Task directions: Transcribe only the stretch of lines that opens with the line containing "Decode this image" and closes with the last line of the listing, skipping pictures.

Figure record listings:
* BEGIN *
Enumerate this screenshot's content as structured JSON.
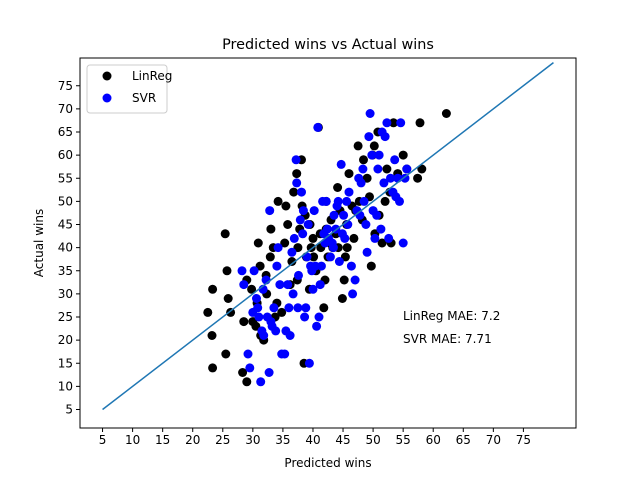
{
  "chart_data": {
    "type": "scatter",
    "title": "Predicted wins vs Actual wins",
    "xlabel": "Predicted wins",
    "ylabel": "Actual wins",
    "xlim": [
      1.25,
      83.75
    ],
    "ylim": [
      1.0,
      81.0
    ],
    "xticks": [
      5,
      10,
      15,
      20,
      25,
      30,
      35,
      40,
      45,
      50,
      55,
      60,
      65,
      70,
      75
    ],
    "yticks": [
      5,
      10,
      15,
      20,
      25,
      30,
      35,
      40,
      45,
      50,
      55,
      60,
      65,
      70,
      75
    ],
    "legend": {
      "position": "top-left",
      "entries": [
        "LinReg",
        "SVR"
      ]
    },
    "reference_line": {
      "x": [
        5,
        80
      ],
      "y": [
        5,
        80
      ],
      "color": "#1f77b4"
    },
    "annotations": [
      "LinReg MAE: 7.2",
      "SVR MAE: 7.71"
    ],
    "series": [
      {
        "name": "LinReg",
        "color": "#000000",
        "points": [
          [
            22.5,
            26
          ],
          [
            23.3,
            31
          ],
          [
            23.2,
            21
          ],
          [
            23.3,
            14
          ],
          [
            25.4,
            43
          ],
          [
            25.7,
            35
          ],
          [
            25.9,
            29
          ],
          [
            25.5,
            17
          ],
          [
            26.3,
            26
          ],
          [
            28.5,
            24
          ],
          [
            29,
            11
          ],
          [
            28.3,
            13
          ],
          [
            29,
            33
          ],
          [
            29.8,
            31
          ],
          [
            30,
            24
          ],
          [
            30.5,
            23
          ],
          [
            30.7,
            28
          ],
          [
            30.9,
            41
          ],
          [
            31.2,
            36
          ],
          [
            31.3,
            21
          ],
          [
            31.8,
            20
          ],
          [
            32.2,
            34
          ],
          [
            32.3,
            30
          ],
          [
            32.9,
            38
          ],
          [
            33,
            44
          ],
          [
            33.4,
            40
          ],
          [
            33.7,
            25
          ],
          [
            34,
            28
          ],
          [
            34.2,
            50
          ],
          [
            34.8,
            26
          ],
          [
            35.3,
            41
          ],
          [
            35.5,
            49
          ],
          [
            35.8,
            45
          ],
          [
            36.2,
            32
          ],
          [
            36.5,
            37
          ],
          [
            36.8,
            52
          ],
          [
            37.3,
            56
          ],
          [
            37.4,
            33
          ],
          [
            37.5,
            40
          ],
          [
            37.8,
            44
          ],
          [
            38.1,
            59
          ],
          [
            38.2,
            49
          ],
          [
            38.5,
            15
          ],
          [
            38.7,
            47
          ],
          [
            38.9,
            38
          ],
          [
            39.4,
            31
          ],
          [
            39.5,
            45
          ],
          [
            39.7,
            40
          ],
          [
            40,
            42
          ],
          [
            40.1,
            38
          ],
          [
            40.5,
            35
          ],
          [
            40.9,
            66
          ],
          [
            41.2,
            43
          ],
          [
            41.3,
            40
          ],
          [
            41.8,
            27
          ],
          [
            42,
            33
          ],
          [
            42.2,
            50
          ],
          [
            42.2,
            44
          ],
          [
            42.5,
            38
          ],
          [
            42.8,
            41
          ],
          [
            43,
            46
          ],
          [
            43.3,
            40
          ],
          [
            43.8,
            43
          ],
          [
            44.1,
            53
          ],
          [
            44.2,
            40
          ],
          [
            44.5,
            48
          ],
          [
            44.9,
            29
          ],
          [
            45.2,
            33
          ],
          [
            45.4,
            38
          ],
          [
            45.6,
            45
          ],
          [
            45.7,
            40
          ],
          [
            46,
            56
          ],
          [
            46.5,
            49
          ],
          [
            46.8,
            42
          ],
          [
            47.1,
            48
          ],
          [
            47.5,
            62
          ],
          [
            47.7,
            50
          ],
          [
            48.2,
            46
          ],
          [
            48.4,
            59
          ],
          [
            49,
            55
          ],
          [
            49.4,
            51
          ],
          [
            49.7,
            36
          ],
          [
            49.9,
            60
          ],
          [
            50.2,
            62
          ],
          [
            50.3,
            43
          ],
          [
            50.8,
            65
          ],
          [
            51,
            47
          ],
          [
            51.5,
            41
          ],
          [
            52,
            50
          ],
          [
            52.3,
            57
          ],
          [
            52.8,
            52
          ],
          [
            53,
            41
          ],
          [
            53.4,
            67
          ],
          [
            54.1,
            56
          ],
          [
            55,
            60
          ],
          [
            55.6,
            57
          ],
          [
            57.4,
            55
          ],
          [
            57.8,
            67
          ],
          [
            58.1,
            57
          ],
          [
            62.2,
            69
          ]
        ]
      },
      {
        "name": "SVR",
        "color": "#0000ff",
        "points": [
          [
            28.2,
            35
          ],
          [
            28.5,
            32
          ],
          [
            29.2,
            17
          ],
          [
            29.5,
            14
          ],
          [
            30,
            26
          ],
          [
            30.2,
            35
          ],
          [
            30.6,
            29
          ],
          [
            30.8,
            27
          ],
          [
            31,
            25
          ],
          [
            31.3,
            11
          ],
          [
            31.5,
            22
          ],
          [
            31.7,
            31
          ],
          [
            31.8,
            21
          ],
          [
            32.2,
            33
          ],
          [
            32.4,
            25
          ],
          [
            32.7,
            13
          ],
          [
            32.8,
            48
          ],
          [
            33,
            24
          ],
          [
            33.2,
            23
          ],
          [
            33.5,
            27
          ],
          [
            33.8,
            22
          ],
          [
            34,
            36
          ],
          [
            34.2,
            40
          ],
          [
            34.5,
            32
          ],
          [
            34.8,
            17
          ],
          [
            35.3,
            17
          ],
          [
            35.5,
            22
          ],
          [
            35.8,
            32
          ],
          [
            36,
            27
          ],
          [
            36.2,
            21
          ],
          [
            36.5,
            39
          ],
          [
            36.7,
            30
          ],
          [
            36.9,
            42
          ],
          [
            37.2,
            59
          ],
          [
            37.3,
            54
          ],
          [
            37.5,
            27
          ],
          [
            37.6,
            34
          ],
          [
            37.9,
            46
          ],
          [
            38.1,
            52
          ],
          [
            38.3,
            43
          ],
          [
            38.4,
            48
          ],
          [
            38.6,
            25
          ],
          [
            38.8,
            27
          ],
          [
            39,
            38
          ],
          [
            39.2,
            45
          ],
          [
            39.4,
            15
          ],
          [
            39.6,
            36
          ],
          [
            39.8,
            35
          ],
          [
            40,
            31
          ],
          [
            40.2,
            48
          ],
          [
            40.4,
            36
          ],
          [
            40.6,
            23
          ],
          [
            40.8,
            66
          ],
          [
            41,
            25
          ],
          [
            41.2,
            32
          ],
          [
            41.4,
            36
          ],
          [
            41.6,
            50
          ],
          [
            41.8,
            43
          ],
          [
            42,
            41
          ],
          [
            42.2,
            50
          ],
          [
            42.4,
            44
          ],
          [
            42.6,
            42
          ],
          [
            42.9,
            38
          ],
          [
            43.2,
            41
          ],
          [
            43.4,
            40
          ],
          [
            43.5,
            47
          ],
          [
            43.8,
            44
          ],
          [
            44,
            49
          ],
          [
            44.2,
            50
          ],
          [
            44.4,
            37
          ],
          [
            44.7,
            58
          ],
          [
            44.9,
            43
          ],
          [
            45.1,
            47
          ],
          [
            45.3,
            42
          ],
          [
            45.6,
            50
          ],
          [
            45.8,
            45
          ],
          [
            46,
            52
          ],
          [
            46.4,
            36
          ],
          [
            46.6,
            30
          ],
          [
            47,
            33
          ],
          [
            47.3,
            48
          ],
          [
            47.6,
            55
          ],
          [
            47.8,
            47
          ],
          [
            48,
            54
          ],
          [
            48.3,
            57
          ],
          [
            48.5,
            50
          ],
          [
            48.8,
            45
          ],
          [
            49,
            39
          ],
          [
            49.3,
            64
          ],
          [
            49.5,
            69
          ],
          [
            49.8,
            60
          ],
          [
            50,
            48
          ],
          [
            50.3,
            42
          ],
          [
            50.6,
            47
          ],
          [
            50.8,
            57
          ],
          [
            51,
            60
          ],
          [
            51.3,
            44
          ],
          [
            51.5,
            65
          ],
          [
            51.8,
            54
          ],
          [
            52,
            64
          ],
          [
            52.3,
            67
          ],
          [
            52.6,
            42
          ],
          [
            52.9,
            55
          ],
          [
            53.3,
            52
          ],
          [
            53.6,
            59
          ],
          [
            53.8,
            51
          ],
          [
            54.1,
            55
          ],
          [
            54.4,
            50
          ],
          [
            54.6,
            67
          ],
          [
            55,
            41
          ],
          [
            55.3,
            55
          ],
          [
            55.6,
            57
          ]
        ]
      }
    ]
  }
}
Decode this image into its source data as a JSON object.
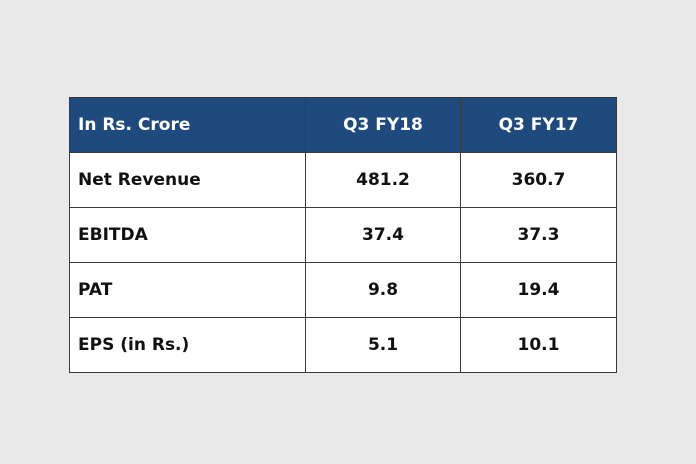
{
  "table": {
    "headers": [
      "In Rs. Crore",
      "Q3 FY18",
      "Q3 FY17"
    ],
    "rows": [
      [
        "Net Revenue",
        "481.2",
        "360.7"
      ],
      [
        "EBITDA",
        "37.4",
        "37.3"
      ],
      [
        "PAT",
        "9.8",
        "19.4"
      ],
      [
        "EPS (in Rs.)",
        "5.1",
        "10.1"
      ]
    ],
    "header_color": "#1f4a7e",
    "background_color": "#e9e9e9"
  }
}
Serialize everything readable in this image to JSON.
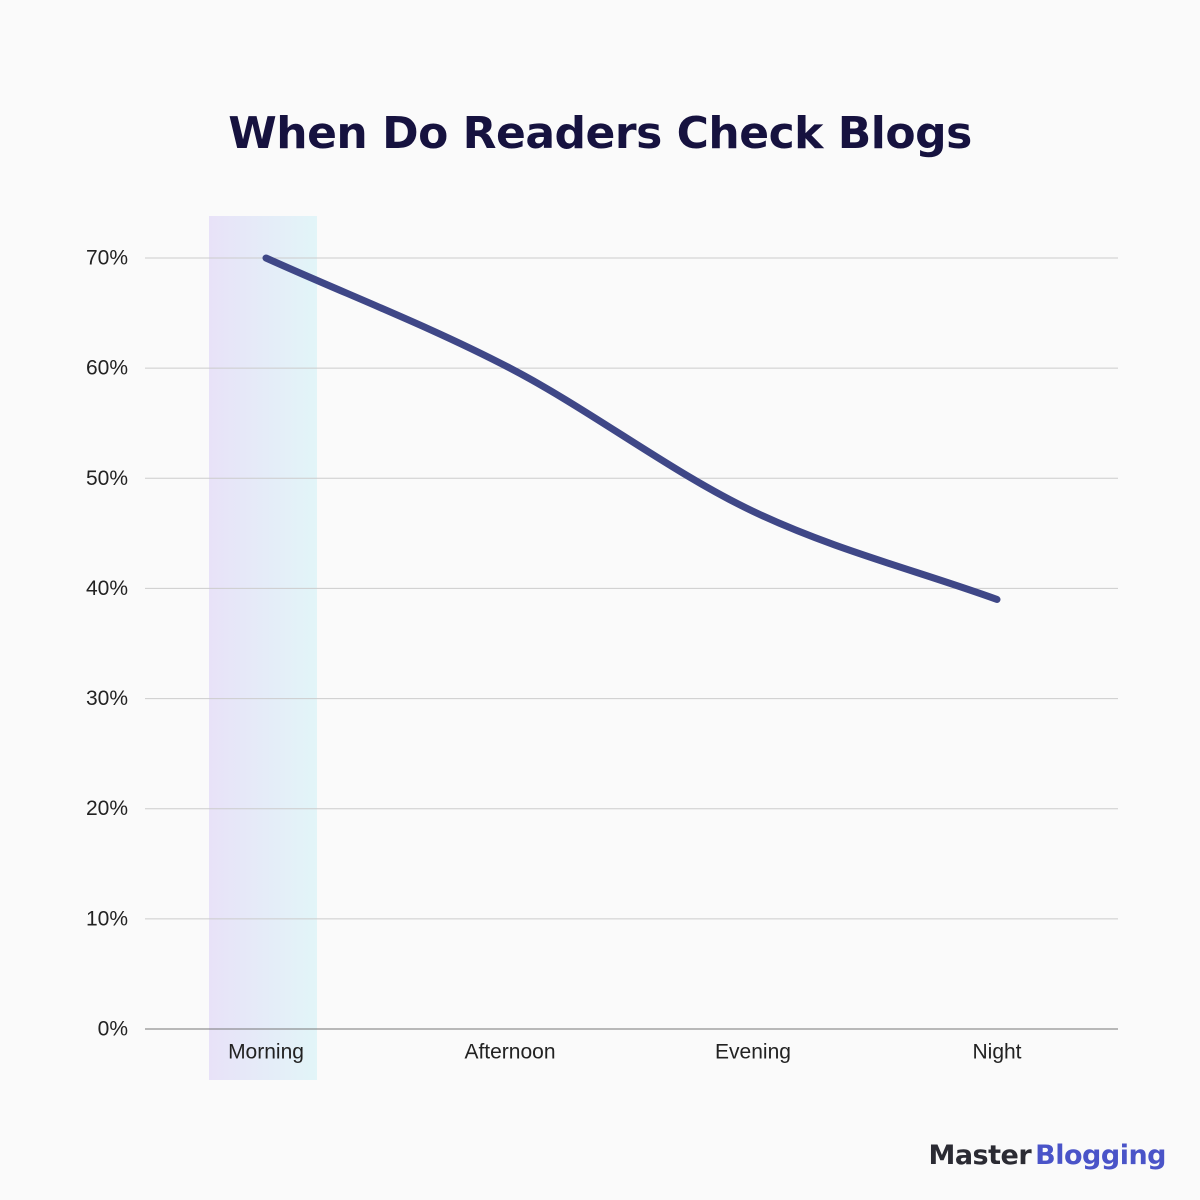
{
  "chart_data": {
    "type": "line",
    "title": "When Do Readers Check Blogs",
    "xlabel": "",
    "ylabel": "",
    "categories": [
      "Morning",
      "Afternoon",
      "Evening",
      "Night"
    ],
    "series": [
      {
        "values": [
          70,
          60,
          47,
          39
        ]
      }
    ],
    "ylim": [
      0,
      70
    ],
    "yticks": [
      "0%",
      "10%",
      "20%",
      "30%",
      "40%",
      "50%",
      "60%",
      "70%"
    ],
    "ytick_values": [
      0,
      10,
      20,
      30,
      40,
      50,
      60,
      70
    ],
    "grid": true,
    "highlight_category": "Morning",
    "colors": {
      "line": "#3f4787",
      "grid": "#cccccc",
      "axis": "#777777",
      "highlight_start": "#e8e2f8",
      "highlight_end": "#e2f5f8"
    }
  },
  "brand": {
    "part1": "Master",
    "part2": "Blogging"
  }
}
* END *
Solved exercise:
Decode this image into its source data as a JSON object.
{
  "table": {
    "headers": [
      "In Rs. Crore",
      "Q3 FY18",
      "Q3 FY17"
    ],
    "rows": [
      [
        "Net Revenue",
        "481.2",
        "360.7"
      ],
      [
        "EBITDA",
        "37.4",
        "37.3"
      ],
      [
        "PAT",
        "9.8",
        "19.4"
      ],
      [
        "EPS (in Rs.)",
        "5.1",
        "10.1"
      ]
    ],
    "header_color": "#1f4a7e",
    "background_color": "#e9e9e9"
  }
}
Serialize everything readable in this image to JSON.
{
  "chart_data": {
    "type": "line",
    "title": "When Do Readers Check Blogs",
    "xlabel": "",
    "ylabel": "",
    "categories": [
      "Morning",
      "Afternoon",
      "Evening",
      "Night"
    ],
    "series": [
      {
        "values": [
          70,
          60,
          47,
          39
        ]
      }
    ],
    "ylim": [
      0,
      70
    ],
    "yticks": [
      "0%",
      "10%",
      "20%",
      "30%",
      "40%",
      "50%",
      "60%",
      "70%"
    ],
    "ytick_values": [
      0,
      10,
      20,
      30,
      40,
      50,
      60,
      70
    ],
    "grid": true,
    "highlight_category": "Morning",
    "colors": {
      "line": "#3f4787",
      "grid": "#cccccc",
      "axis": "#777777",
      "highlight_start": "#e8e2f8",
      "highlight_end": "#e2f5f8"
    }
  },
  "brand": {
    "part1": "Master",
    "part2": "Blogging"
  }
}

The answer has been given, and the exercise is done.